Given passage —

┄┄┄┄┄┄┄┄┄┄┄┄┄┄┄┄┄┄┄┄

FIG. 19 is a perspective view of a flat-plate fin of which the surface is treated by blackening.

BEST MODE FOR CARRYING OUT THE INVENTION

Hereinafter, embodiments of the present invention will be described with reference to the drawings.

<First Embodiment>

FIG. 1 is a side sectional view of the refrigerator of a first embodiment of the invention, and FIG. 2 is a back view of the refrigerator. In these figures, reference numeral 1 represents a body of the refrigerator, reference numeral 2 represents a heat-insulating material filling the gap between an inner case and an outer case of the body 1, reference numeral 3 represents heat-insulating doors for opening and closing openings in the front faces of storage compartments 50, and reference numeral 4 represents a machine compartment in which a refrigerating unit, described later, is housed.

A cold air duct 5 communicates with the storage compartments 50 through openings 5a formed in the rear faces thereof. Inside the cool air duct 5, near the openings 5a, cold air fans 7 for blowing cold air into the storage compartments 50 are provided. The cold air that has been circulated inside the storage compartments 50 by the cold air fans 7 returns by way of a return duct 6 to the cold air duct 5, and is blown onto a heat-absorbing heat exchanger 12 fitted to a cold head 11 of a Stirling refrigerating device 8. The cold air that thus has retrieved cold and is thereby cooled circulates again through the cool air duct 5 and enters the storage compartments 50 through the openings 5a to cool the interior of the storage compartments 50.

┄┄┄┄┄┄┄┄┄┄┄┄┄┄┄┄┄┄┄┄

Provided data —
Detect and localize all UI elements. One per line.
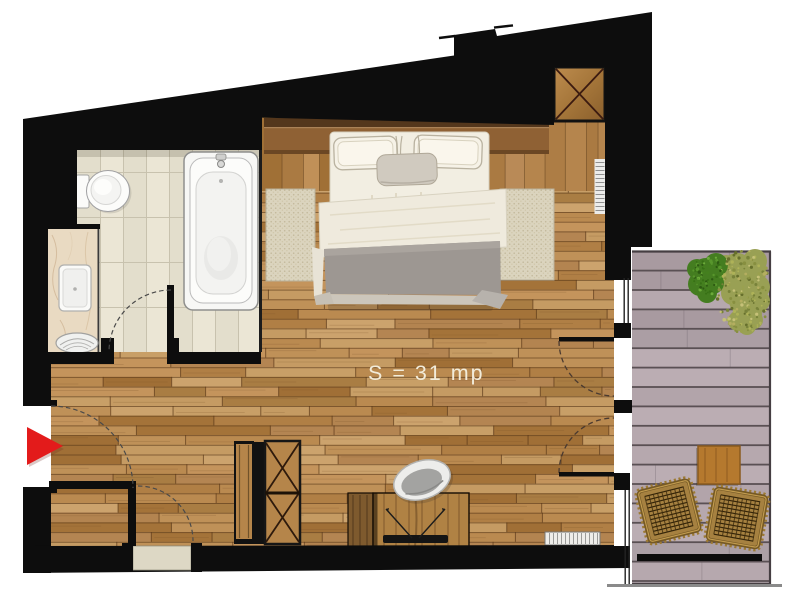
svg-text:S = 31 mp: S = 31 mp	[368, 361, 485, 385]
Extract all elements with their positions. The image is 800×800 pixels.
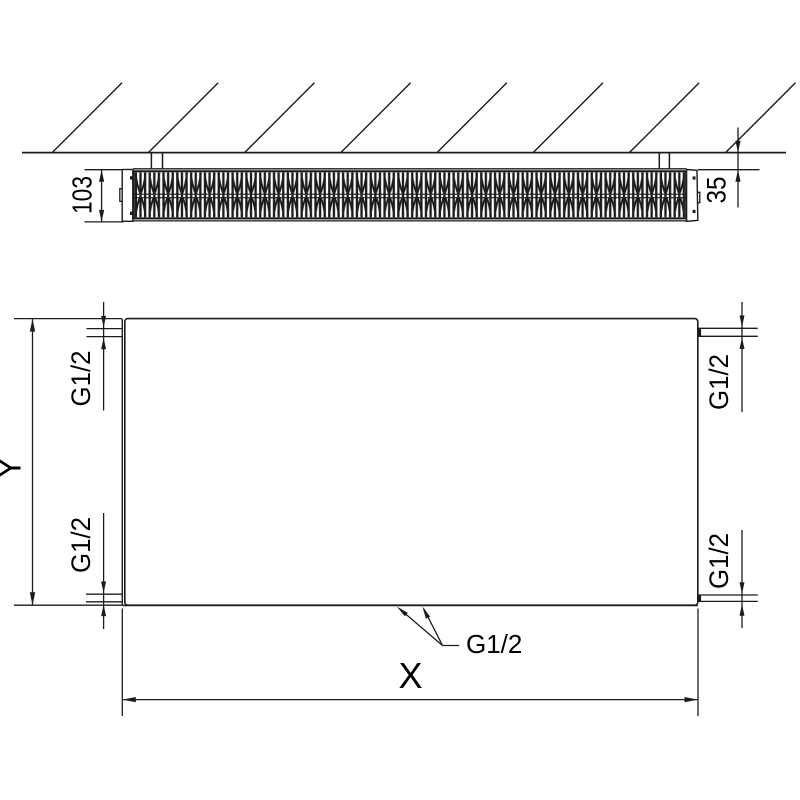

┄┄┄┄┄┄┄┄┄┄┄┄┄┄┄┄┄┄┄┄

Given request 1 —
Answer these from the refrigerator passage:
(a) What does reference numeral 4 represent?
(b) Through what do the cold air duct 5 and the storage compartments 50 communicate?
(c) What is the heat-absorbing heat exchanger 12 fitted to?
Given request 2 —
Put this sentence from the refrigerator passage into Spanish: "A cold air duct 5 communicates with the storage compartments 50 through openings 5a formed in the rear faces thereof."
Given request 3 —
Quote the refrigerator passage starting at "BEST MODE FOR" and ending at "later, is housed.".

Complete answer 1 —
(a) A machine compartment in which a refrigerating unit is housed.
(b) Openings 5a formed in the rear faces of the storage compartments.
(c) A cold head 11 of a Stirling refrigerating device 8.

Complete answer 2 —
Un conducto de aire frío 5 se comunica con los compartimentos de almacenamiento 50 a través de aberturas 5a formadas en las caras posteriores de estos.

Complete answer 3 —
BEST MODE FOR CARRYING OUT THE INVENTION

Hereinafter, embodiments of the present invention will be described with reference to the drawings.

<First Embodiment>

FIG. 1 is a side sectional view of the refrigerator of a first embodiment of the invention, and FIG. 2 is a back view of the refrigerator. In these figures, reference numeral 1 represents a body of the refrigerator, reference numeral 2 represents a heat-insulating material filling the gap between an inner case and an outer case of the body 1, reference numeral 3 represents heat-insulating doors for opening and closing openings in the front faces of storage compartments 50, and reference numeral 4 represents a machine compartment in which a refrigerating unit, described later, is housed.